** Start of EXERCISE DATA **
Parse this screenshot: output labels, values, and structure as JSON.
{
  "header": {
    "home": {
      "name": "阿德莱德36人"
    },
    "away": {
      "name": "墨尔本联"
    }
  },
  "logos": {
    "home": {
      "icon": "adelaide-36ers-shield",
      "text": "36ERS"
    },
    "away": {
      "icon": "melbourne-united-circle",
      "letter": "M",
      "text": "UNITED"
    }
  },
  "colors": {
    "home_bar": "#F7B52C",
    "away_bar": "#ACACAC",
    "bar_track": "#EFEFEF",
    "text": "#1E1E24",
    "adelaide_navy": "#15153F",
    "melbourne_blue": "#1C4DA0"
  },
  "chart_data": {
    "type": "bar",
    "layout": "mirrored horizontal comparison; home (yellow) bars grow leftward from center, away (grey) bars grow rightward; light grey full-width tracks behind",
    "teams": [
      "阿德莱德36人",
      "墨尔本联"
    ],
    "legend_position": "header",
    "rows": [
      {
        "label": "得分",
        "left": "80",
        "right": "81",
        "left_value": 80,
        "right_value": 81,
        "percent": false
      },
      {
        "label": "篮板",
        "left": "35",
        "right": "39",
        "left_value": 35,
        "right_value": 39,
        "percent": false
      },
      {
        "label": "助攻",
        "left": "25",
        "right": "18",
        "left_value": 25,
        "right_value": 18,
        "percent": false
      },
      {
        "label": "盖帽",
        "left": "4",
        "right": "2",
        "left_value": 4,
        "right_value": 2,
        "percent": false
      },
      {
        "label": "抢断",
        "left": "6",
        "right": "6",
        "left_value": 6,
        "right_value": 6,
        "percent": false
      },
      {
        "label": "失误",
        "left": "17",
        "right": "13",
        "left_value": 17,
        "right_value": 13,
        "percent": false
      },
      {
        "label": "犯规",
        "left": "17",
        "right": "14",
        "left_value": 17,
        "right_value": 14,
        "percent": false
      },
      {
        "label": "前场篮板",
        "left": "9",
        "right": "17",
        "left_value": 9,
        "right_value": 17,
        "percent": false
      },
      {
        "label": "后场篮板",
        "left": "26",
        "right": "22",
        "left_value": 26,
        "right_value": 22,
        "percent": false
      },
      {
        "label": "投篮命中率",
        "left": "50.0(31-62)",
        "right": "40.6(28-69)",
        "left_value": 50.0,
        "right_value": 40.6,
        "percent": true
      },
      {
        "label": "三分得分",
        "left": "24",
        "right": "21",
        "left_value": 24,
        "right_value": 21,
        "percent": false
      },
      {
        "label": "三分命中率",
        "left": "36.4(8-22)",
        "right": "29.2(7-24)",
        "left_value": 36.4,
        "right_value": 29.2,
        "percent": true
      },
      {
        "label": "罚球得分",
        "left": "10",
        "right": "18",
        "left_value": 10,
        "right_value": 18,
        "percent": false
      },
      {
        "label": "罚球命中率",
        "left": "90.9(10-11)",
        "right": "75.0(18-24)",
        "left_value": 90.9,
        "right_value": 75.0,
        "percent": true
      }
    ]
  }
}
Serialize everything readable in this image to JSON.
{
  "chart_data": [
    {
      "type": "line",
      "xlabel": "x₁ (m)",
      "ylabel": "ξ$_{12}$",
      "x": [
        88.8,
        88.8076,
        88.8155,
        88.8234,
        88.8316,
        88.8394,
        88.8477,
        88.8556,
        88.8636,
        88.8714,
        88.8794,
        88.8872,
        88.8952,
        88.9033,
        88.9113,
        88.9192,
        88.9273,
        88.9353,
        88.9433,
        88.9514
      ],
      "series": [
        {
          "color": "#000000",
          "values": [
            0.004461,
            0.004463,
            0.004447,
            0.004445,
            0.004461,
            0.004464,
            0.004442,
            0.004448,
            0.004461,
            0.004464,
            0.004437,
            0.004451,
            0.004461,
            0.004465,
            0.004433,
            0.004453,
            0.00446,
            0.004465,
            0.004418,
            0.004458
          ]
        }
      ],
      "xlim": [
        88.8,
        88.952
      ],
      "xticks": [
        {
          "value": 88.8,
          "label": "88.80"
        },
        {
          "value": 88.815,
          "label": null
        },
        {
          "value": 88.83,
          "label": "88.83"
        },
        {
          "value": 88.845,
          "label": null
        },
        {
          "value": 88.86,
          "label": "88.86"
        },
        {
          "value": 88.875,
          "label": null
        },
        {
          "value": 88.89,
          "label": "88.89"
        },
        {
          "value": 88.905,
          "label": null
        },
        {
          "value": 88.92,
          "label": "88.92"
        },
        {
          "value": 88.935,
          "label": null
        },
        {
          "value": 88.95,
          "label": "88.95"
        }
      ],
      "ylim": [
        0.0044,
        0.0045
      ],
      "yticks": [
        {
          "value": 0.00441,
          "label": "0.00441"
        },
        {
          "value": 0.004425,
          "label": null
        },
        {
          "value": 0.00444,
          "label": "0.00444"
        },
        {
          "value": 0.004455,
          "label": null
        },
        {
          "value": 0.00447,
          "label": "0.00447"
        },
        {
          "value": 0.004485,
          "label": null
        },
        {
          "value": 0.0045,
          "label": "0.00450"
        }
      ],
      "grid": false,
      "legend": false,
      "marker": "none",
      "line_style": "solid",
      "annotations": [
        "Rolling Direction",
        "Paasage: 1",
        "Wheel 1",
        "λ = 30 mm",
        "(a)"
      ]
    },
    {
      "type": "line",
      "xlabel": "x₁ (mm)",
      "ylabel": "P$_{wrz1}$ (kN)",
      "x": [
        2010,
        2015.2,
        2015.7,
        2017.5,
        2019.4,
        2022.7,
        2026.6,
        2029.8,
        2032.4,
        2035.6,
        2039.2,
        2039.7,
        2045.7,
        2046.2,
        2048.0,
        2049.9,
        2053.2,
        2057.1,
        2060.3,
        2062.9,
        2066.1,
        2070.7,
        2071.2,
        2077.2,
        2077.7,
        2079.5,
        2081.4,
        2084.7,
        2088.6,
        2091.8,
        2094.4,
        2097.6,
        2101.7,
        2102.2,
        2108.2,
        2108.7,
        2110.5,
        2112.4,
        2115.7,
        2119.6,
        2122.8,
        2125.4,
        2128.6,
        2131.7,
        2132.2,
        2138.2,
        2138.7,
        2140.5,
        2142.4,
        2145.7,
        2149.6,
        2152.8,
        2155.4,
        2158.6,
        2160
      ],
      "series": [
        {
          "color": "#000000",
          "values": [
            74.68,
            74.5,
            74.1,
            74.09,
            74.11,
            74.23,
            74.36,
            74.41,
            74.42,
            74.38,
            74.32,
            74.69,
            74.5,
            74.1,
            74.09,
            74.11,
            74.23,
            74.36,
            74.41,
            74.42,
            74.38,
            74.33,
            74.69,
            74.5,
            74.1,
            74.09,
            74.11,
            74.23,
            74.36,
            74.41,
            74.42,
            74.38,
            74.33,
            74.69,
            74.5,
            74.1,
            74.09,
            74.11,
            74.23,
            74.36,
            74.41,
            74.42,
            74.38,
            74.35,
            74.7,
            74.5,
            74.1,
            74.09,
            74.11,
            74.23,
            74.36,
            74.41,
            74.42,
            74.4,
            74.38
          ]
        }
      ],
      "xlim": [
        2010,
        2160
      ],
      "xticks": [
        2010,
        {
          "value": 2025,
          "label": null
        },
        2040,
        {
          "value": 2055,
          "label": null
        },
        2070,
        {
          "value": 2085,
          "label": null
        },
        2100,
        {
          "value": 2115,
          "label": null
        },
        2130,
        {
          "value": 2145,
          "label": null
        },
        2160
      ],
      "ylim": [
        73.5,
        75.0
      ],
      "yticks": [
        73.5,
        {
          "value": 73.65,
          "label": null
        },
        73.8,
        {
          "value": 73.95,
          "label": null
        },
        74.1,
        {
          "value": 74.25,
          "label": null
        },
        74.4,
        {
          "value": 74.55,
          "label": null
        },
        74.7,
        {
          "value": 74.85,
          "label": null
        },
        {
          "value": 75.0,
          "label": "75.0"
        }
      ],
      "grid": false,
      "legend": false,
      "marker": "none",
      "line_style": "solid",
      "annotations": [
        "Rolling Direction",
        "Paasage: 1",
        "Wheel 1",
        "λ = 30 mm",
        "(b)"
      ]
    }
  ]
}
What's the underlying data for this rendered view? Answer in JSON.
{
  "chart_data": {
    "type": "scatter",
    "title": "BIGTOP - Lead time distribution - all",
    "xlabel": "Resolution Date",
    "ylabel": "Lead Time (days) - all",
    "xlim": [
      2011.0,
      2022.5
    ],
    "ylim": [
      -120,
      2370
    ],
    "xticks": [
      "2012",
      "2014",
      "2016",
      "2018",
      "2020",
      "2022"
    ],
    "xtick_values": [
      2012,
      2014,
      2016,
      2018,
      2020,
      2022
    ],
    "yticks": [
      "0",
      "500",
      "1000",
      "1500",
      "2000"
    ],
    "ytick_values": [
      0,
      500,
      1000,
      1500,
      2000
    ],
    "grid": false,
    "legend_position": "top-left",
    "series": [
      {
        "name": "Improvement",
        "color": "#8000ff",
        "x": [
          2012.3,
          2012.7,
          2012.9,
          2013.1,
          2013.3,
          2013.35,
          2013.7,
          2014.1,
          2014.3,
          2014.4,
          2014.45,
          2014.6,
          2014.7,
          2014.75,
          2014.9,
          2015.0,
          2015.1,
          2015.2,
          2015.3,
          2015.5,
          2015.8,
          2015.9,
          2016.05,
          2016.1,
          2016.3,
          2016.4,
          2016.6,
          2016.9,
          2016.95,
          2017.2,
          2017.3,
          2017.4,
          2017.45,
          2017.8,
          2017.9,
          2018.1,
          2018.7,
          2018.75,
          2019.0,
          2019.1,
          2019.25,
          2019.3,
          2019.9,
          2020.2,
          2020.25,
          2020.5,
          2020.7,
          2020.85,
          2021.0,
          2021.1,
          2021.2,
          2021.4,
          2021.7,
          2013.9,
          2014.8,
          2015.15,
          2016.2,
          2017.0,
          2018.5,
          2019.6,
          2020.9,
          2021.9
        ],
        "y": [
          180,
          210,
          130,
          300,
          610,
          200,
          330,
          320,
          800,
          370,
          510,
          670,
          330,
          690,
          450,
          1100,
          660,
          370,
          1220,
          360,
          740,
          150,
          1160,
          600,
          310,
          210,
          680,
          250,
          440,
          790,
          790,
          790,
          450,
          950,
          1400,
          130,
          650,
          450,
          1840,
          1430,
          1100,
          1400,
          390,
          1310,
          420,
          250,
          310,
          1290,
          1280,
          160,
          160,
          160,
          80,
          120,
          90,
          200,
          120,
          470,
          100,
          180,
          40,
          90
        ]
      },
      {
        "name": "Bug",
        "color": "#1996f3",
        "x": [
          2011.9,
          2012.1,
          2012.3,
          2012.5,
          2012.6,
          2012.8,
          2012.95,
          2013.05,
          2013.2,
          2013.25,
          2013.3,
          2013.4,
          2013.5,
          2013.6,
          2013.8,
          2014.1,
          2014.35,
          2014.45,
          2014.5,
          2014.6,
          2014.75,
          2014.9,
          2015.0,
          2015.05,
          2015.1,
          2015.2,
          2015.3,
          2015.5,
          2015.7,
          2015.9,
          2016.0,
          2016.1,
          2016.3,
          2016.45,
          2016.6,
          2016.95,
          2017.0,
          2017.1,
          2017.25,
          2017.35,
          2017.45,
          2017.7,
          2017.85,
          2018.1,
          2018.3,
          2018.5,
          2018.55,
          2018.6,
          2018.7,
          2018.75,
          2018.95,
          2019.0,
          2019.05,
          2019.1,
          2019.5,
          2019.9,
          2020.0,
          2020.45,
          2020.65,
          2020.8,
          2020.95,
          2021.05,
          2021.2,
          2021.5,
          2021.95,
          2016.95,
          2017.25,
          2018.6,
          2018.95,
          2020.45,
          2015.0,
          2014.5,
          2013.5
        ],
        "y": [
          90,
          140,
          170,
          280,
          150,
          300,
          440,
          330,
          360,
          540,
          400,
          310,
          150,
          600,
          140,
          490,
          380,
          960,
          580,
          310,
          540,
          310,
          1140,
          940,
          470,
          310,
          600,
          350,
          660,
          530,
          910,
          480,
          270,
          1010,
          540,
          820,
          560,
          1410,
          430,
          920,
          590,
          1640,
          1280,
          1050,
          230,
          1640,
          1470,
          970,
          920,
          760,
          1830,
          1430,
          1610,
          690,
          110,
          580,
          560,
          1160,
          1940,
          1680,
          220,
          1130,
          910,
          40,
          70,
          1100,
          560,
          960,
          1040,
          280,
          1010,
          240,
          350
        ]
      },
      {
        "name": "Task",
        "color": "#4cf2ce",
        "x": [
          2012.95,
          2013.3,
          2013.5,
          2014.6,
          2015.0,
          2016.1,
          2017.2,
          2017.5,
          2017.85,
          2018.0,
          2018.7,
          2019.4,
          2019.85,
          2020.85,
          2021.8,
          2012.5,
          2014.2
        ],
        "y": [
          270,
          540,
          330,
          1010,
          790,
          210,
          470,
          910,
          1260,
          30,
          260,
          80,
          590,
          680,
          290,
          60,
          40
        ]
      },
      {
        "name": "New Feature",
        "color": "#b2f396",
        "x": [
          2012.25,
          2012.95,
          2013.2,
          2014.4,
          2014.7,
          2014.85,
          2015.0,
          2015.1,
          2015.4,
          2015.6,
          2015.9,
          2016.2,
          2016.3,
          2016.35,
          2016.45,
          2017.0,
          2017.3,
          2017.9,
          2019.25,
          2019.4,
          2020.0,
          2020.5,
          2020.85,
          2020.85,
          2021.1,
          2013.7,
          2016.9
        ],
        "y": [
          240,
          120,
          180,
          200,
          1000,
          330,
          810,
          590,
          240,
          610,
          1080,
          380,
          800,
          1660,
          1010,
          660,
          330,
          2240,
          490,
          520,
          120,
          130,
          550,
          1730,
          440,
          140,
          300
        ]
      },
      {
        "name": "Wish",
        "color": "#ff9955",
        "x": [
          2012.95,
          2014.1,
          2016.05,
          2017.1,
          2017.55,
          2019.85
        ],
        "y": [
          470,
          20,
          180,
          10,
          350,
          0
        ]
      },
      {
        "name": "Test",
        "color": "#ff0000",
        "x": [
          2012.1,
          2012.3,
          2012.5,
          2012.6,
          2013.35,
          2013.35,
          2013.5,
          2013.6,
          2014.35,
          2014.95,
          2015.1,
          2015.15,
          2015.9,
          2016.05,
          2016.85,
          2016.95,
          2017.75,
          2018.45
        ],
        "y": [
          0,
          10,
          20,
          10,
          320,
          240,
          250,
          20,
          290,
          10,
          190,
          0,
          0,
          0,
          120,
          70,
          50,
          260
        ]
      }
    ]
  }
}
** End of EXERCISE DATA **
Work out the number of lines above that include the string "type" and write only that number.

4